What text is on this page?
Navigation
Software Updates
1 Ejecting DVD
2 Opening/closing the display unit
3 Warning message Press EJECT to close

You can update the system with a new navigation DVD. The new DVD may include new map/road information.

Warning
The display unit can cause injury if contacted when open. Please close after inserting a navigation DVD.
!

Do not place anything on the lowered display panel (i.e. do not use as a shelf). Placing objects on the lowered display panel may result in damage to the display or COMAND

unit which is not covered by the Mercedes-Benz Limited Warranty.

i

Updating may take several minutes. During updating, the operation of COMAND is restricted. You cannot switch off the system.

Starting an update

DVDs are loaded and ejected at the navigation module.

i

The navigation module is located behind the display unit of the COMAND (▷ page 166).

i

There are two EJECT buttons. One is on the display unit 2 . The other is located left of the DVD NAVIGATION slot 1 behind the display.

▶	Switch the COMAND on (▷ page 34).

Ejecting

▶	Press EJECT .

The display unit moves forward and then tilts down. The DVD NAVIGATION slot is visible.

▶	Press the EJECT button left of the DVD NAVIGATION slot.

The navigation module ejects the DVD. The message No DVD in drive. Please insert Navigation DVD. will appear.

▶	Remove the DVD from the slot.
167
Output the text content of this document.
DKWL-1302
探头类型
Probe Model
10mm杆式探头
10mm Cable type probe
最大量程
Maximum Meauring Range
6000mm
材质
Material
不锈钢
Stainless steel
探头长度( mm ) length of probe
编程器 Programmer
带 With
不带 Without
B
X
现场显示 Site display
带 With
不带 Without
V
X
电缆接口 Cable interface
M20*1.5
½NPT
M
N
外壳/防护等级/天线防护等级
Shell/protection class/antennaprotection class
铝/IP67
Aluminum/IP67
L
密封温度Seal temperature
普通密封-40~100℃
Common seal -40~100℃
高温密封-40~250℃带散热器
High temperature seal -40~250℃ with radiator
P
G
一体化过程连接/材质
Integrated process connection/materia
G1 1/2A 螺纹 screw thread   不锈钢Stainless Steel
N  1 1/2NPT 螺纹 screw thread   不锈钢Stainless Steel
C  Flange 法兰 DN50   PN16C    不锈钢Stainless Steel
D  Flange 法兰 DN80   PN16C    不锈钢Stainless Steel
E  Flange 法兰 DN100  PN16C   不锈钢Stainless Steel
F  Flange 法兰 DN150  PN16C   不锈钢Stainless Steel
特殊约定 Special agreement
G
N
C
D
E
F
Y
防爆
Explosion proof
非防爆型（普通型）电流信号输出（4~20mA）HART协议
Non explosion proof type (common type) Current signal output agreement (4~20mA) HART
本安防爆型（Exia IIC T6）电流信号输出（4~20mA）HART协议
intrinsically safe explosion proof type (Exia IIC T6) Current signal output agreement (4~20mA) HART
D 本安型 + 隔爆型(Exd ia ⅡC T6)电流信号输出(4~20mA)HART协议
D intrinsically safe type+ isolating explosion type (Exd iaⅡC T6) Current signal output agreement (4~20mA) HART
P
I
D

-- Exercise goal --
Go through the records above and retype each one exactly.

-- Expected answer --
What text is on this page?
Navigation
Software Updates
1 Ejecting DVD
2 Opening/closing the display unit
3 Warning message Press EJECT to close

You can update the system with a new navigation DVD. The new DVD may include new map/road information.

Warning
The display unit can cause injury if contacted when open. Please close after inserting a navigation DVD.
!

Do not place anything on the lowered display panel (i.e. do not use as a shelf). Placing objects on the lowered display panel may result in damage to the display or COMAND

unit which is not covered by the Mercedes-Benz Limited Warranty.

i

Updating may take several minutes. During updating, the operation of COMAND is restricted. You cannot switch off the system.

Starting an update

DVDs are loaded and ejected at the navigation module.

i

The navigation module is located behind the display unit of the COMAND (▷ page 166).

i

There are two EJECT buttons. One is on the display unit 2 . The other is located left of the DVD NAVIGATION slot 1 behind the display.

▶	Switch the COMAND on (▷ page 34).

Ejecting

▶	Press EJECT .

The display unit moves forward and then tilts down. The DVD NAVIGATION slot is visible.

▶	Press the EJECT button left of the DVD NAVIGATION slot.

The navigation module ejects the DVD. The message No DVD in drive. Please insert Navigation DVD. will appear.

▶	Remove the DVD from the slot.
167
Output the text content of this document.
DKWL-1302
探头类型
Probe Model
10mm杆式探头
10mm Cable type probe
最大量程
Maximum Meauring Range
6000mm
材质
Material
不锈钢
Stainless steel
探头长度( mm ) length of probe
编程器 Programmer
带 With
不带 Without
B
X
现场显示 Site display
带 With
不带 Without
V
X
电缆接口 Cable interface
M20*1.5
½NPT
M
N
外壳/防护等级/天线防护等级
Shell/protection class/antennaprotection class
铝/IP67
Aluminum/IP67
L
密封温度Seal temperature
普通密封-40~100℃
Common seal -40~100℃
高温密封-40~250℃带散热器
High temperature seal -40~250℃ with radiator
P
G
一体化过程连接/材质
Integrated process connection/materia
G1 1/2A 螺纹 screw thread   不锈钢Stainless Steel
N  1 1/2NPT 螺纹 screw thread   不锈钢Stainless Steel
C  Flange 法兰 DN50   PN16C    不锈钢Stainless Steel
D  Flange 法兰 DN80   PN16C    不锈钢Stainless Steel
E  Flange 法兰 DN100  PN16C   不锈钢Stainless Steel
F  Flange 法兰 DN150  PN16C   不锈钢Stainless Steel
特殊约定 Special agreement
G
N
C
D
E
F
Y
防爆
Explosion proof
非防爆型（普通型）电流信号输出（4~20mA）HART协议
Non explosion proof type (common type) Current signal output agreement (4~20mA) HART
本安防爆型（Exia IIC T6）电流信号输出（4~20mA）HART协议
intrinsically safe explosion proof type (Exia IIC T6) Current signal output agreement (4~20mA) HART
D 本安型 + 隔爆型(Exd ia ⅡC T6)电流信号输出(4~20mA)HART协议
D intrinsically safe type+ isolating explosion type (Exd iaⅡC T6) Current signal output agreement (4~20mA) HART
P
I
D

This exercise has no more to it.